_Problem to work on_
Gather from the listing below each line that includes the word "attributes", and copy it.

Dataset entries
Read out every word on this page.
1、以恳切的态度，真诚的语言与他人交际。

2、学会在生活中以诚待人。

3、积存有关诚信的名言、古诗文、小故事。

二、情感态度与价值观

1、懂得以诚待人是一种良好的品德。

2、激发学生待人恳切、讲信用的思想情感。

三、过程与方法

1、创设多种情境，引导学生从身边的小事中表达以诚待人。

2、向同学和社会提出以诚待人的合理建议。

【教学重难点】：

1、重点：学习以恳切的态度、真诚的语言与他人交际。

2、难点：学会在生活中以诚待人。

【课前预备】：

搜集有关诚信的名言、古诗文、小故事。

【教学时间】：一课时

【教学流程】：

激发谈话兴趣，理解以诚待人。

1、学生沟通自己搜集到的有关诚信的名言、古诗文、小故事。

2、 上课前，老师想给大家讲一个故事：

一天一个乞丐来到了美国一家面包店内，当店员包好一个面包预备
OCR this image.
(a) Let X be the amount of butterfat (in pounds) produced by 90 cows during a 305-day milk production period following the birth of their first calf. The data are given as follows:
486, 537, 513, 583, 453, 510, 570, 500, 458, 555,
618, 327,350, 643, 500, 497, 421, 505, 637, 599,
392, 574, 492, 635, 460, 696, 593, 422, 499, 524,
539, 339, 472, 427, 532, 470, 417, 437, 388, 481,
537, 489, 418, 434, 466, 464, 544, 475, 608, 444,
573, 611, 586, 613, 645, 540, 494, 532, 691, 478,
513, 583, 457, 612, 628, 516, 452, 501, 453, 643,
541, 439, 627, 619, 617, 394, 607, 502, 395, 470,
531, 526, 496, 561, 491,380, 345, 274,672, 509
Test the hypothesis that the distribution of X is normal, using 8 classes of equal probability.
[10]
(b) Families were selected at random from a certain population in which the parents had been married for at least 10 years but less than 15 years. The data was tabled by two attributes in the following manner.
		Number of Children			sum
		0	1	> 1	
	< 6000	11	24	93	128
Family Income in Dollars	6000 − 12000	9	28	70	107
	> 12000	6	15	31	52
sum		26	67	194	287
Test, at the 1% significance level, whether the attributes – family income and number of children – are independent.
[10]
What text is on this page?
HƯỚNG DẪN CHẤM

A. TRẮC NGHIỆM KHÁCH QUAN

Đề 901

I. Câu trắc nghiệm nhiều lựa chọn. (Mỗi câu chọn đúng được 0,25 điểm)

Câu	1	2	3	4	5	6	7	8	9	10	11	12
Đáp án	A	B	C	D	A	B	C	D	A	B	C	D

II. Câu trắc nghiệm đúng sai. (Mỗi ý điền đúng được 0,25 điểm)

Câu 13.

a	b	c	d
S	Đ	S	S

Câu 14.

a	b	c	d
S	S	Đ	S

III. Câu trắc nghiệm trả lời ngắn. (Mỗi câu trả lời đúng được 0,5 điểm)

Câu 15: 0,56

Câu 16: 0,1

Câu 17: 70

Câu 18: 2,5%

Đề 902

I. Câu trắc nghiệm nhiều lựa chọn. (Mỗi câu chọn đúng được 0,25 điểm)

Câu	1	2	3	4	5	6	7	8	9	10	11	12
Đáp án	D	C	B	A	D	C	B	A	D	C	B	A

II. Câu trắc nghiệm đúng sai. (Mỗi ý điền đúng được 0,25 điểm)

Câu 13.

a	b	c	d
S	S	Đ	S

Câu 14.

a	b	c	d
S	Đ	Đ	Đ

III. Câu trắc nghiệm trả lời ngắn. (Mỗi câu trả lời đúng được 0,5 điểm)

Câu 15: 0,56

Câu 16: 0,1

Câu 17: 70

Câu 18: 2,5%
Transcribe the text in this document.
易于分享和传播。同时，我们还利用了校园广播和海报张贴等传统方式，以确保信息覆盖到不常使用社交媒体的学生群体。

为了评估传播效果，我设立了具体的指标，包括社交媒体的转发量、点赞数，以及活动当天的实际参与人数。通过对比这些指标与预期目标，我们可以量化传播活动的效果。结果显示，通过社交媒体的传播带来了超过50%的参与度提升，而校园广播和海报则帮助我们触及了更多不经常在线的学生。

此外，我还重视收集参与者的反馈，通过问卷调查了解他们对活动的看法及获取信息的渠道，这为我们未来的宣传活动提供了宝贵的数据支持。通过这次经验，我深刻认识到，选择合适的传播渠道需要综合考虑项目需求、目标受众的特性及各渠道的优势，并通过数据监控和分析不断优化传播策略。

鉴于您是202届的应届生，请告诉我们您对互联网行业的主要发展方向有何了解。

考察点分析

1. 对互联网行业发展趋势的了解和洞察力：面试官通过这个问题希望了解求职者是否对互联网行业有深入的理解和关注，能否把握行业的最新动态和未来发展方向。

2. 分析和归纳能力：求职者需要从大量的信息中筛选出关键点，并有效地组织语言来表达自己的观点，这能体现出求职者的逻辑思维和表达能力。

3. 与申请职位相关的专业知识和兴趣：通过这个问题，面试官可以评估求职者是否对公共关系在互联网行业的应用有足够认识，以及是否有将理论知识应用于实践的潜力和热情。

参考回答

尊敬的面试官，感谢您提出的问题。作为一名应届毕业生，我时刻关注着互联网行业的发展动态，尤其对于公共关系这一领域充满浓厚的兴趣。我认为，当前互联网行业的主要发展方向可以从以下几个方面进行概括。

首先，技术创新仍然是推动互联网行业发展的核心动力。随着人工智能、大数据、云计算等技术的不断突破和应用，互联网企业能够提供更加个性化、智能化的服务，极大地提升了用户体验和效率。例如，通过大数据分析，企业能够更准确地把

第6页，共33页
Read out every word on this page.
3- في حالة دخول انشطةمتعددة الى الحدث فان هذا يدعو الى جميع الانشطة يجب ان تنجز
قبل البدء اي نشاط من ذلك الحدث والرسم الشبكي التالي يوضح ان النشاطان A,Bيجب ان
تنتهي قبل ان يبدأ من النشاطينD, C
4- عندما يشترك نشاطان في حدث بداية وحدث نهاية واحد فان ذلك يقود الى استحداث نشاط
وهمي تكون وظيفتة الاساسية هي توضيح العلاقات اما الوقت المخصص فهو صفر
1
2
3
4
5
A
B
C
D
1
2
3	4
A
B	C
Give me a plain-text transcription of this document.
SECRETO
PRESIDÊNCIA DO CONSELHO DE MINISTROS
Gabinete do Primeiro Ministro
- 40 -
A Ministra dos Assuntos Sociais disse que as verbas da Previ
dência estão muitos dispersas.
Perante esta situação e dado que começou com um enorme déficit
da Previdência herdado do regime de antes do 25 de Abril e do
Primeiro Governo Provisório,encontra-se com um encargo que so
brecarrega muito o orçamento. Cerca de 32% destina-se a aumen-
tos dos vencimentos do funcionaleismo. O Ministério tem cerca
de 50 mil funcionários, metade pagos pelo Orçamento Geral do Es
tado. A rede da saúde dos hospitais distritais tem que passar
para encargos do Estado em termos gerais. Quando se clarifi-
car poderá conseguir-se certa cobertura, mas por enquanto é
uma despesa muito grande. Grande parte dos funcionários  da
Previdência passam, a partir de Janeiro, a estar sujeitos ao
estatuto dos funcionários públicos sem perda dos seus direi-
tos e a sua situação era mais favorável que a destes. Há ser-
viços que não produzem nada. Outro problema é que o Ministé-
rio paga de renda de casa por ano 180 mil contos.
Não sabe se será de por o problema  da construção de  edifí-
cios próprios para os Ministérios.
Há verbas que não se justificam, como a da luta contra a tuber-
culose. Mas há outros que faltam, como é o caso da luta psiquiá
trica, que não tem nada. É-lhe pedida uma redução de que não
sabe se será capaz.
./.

_Exercise output_
(b) Families were selected at random from a certain population in which the parents had been married for at least 10 years but less than 15 years. The data was tabled by two attributes in the following manner.
Test, at the 1% significance level, whether the attributes – family income and number of children – are independent.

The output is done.